→ **Bloque de texto**:
Cualquier moneda es un objeto, pero ante cualquier otro ésta provoca el mayor de los deseos, ya que con su posesión se puede acceder al resto de objetos, menos a los más profundos y acaso los esenciales, dirían los metafísicos en un alarde de espiritualismo. No obstante, y en caso del euro ¿conocemos su historia, su significado? Pese a que la moneda empezó su circulación e 2001, siendo la moneda de valor económico para muchos de los países de la Comunidad Europea, desconocemos a que responde los símbolos que ilustran la pieza.
Según Heródoto, la cuna de la moneda fue Lidia, pueblo actual de la costa meridional de Turquía, que en el siglo VII a.C crearon un primer tipo de moneda mezcla de oro y plata que se conoció con el nombre de electro y que era un medio de intercambio fácil de transportar. Para certificar su peso y la calidad del metal, y por tanto su valor, cada moneda levaba grabados determinados símbolos como motivos mitológicos o bien objetos que representaban a la ciudad emisora. Poco a poco acabó convertida en una mercancía en sí y la riqueza dejó de medirse por la posesión de tierra, sino por la de las monedas.

Al respecto de este tipo de monedas, y concretamente de una serie de ellas encontradas en Almuñécar de época púnica, le remitimos a un estudio realizado por el sexitano Antonio Ruiz que pueden consultar en este enlace: https://arqueologiadesks.com/2022/04/28/las-monedas-de-seks/
Pero fue, en el siglo IV a. C., Alejandro Magno el primero en fijar un sistema monetario nacional uniforme, valido para su imperio. Esta moneda se llamó tetradracma, llevando en el anverso dibujada la efigie de Heracles, mítico antepasado de Alejandro, y el reverso la imagen de Zeus, el soberano del Olimpo.

(Registros de origen)
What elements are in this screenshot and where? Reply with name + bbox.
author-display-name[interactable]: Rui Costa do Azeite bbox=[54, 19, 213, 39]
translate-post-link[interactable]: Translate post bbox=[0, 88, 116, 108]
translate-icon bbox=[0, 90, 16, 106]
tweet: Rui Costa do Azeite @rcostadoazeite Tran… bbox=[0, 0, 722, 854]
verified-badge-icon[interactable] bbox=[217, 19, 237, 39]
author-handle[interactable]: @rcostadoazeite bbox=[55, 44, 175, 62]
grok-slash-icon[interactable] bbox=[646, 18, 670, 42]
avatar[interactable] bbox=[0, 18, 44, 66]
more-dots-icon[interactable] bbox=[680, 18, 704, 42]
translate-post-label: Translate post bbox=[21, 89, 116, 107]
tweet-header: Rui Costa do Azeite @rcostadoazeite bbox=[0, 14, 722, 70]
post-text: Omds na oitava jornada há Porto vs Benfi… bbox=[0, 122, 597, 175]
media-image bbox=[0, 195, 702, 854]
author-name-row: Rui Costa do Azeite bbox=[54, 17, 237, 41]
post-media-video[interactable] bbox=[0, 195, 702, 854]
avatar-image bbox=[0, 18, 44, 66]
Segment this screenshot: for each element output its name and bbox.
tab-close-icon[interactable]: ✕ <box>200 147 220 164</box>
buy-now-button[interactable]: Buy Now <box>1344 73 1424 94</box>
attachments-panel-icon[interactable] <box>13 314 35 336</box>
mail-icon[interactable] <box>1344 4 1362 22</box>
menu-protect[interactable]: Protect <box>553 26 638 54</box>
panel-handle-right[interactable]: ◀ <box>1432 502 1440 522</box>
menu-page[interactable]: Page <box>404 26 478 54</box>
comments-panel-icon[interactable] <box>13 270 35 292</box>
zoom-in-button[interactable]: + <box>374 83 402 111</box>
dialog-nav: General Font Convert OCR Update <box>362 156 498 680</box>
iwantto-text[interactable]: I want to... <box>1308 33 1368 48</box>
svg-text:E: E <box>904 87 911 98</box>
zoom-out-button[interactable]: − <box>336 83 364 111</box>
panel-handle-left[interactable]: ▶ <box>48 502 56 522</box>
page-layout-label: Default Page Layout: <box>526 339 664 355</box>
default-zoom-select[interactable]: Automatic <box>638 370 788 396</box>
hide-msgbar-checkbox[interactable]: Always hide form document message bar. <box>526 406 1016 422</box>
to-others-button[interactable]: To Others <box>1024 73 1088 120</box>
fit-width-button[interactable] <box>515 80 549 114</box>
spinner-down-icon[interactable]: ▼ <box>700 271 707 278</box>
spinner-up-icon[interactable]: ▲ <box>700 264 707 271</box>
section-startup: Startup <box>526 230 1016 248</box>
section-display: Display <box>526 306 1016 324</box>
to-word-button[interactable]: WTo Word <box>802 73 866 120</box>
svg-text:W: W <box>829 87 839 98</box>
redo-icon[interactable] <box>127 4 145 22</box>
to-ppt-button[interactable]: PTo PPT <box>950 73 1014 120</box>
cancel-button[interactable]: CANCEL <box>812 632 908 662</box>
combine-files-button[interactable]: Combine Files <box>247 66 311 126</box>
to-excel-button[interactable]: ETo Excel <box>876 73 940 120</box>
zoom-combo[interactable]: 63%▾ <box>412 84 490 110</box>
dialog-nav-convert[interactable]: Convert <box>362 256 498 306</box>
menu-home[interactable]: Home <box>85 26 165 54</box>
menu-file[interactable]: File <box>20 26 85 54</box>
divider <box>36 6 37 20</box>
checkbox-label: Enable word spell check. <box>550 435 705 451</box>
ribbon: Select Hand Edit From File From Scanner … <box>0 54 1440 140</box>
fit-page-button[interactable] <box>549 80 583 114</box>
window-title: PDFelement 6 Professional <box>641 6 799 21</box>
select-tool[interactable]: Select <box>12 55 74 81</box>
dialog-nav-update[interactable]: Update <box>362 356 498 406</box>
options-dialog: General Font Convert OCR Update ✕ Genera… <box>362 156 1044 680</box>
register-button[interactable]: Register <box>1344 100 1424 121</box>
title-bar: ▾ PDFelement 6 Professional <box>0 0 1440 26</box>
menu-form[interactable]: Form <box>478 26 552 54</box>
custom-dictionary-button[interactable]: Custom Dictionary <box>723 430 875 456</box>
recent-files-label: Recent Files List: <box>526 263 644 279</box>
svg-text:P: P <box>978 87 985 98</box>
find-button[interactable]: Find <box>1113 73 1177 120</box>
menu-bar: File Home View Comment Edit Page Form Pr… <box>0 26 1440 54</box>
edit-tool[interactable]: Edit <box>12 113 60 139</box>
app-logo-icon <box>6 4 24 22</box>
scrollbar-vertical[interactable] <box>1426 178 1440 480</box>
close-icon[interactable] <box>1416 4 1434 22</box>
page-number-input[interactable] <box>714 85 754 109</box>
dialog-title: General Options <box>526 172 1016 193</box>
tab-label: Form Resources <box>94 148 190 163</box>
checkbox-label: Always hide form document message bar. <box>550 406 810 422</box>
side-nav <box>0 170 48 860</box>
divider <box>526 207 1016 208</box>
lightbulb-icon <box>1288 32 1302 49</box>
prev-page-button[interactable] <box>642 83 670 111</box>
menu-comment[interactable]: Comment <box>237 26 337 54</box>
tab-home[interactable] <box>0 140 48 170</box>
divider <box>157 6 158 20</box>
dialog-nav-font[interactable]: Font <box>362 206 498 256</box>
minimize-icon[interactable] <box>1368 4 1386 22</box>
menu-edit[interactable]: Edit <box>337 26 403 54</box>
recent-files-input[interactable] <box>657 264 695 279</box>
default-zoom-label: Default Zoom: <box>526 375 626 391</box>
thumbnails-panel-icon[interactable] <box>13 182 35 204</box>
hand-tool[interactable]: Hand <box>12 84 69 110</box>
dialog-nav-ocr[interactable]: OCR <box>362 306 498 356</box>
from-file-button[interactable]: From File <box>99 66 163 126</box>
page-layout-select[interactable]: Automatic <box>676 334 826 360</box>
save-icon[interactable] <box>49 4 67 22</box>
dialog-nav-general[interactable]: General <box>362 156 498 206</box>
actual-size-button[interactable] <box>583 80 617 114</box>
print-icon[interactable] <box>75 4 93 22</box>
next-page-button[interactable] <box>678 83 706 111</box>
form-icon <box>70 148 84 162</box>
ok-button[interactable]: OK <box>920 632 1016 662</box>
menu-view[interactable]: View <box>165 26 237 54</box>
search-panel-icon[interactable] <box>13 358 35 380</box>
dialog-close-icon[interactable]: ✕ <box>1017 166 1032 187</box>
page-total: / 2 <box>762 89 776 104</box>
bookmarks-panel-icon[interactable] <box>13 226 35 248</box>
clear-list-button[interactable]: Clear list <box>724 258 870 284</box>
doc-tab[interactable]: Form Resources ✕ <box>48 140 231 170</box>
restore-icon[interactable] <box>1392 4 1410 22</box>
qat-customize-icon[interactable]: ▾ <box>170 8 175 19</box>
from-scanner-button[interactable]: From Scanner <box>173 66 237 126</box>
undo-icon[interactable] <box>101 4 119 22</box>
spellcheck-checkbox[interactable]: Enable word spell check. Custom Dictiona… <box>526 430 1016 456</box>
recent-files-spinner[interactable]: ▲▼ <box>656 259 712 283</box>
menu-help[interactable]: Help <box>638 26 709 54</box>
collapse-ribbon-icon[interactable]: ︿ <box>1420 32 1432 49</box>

→ **Consigna**: Enumera todas las personas y figuras mitológicas que se mencionan por su nombre en el texto sobre la historia de la moneda. Los ítems no tienen relación con el texto.

→ **Espacio de respuesta**: Heródoto, Antonio Ruiz, Alejandro Magno, Heracles, Zeus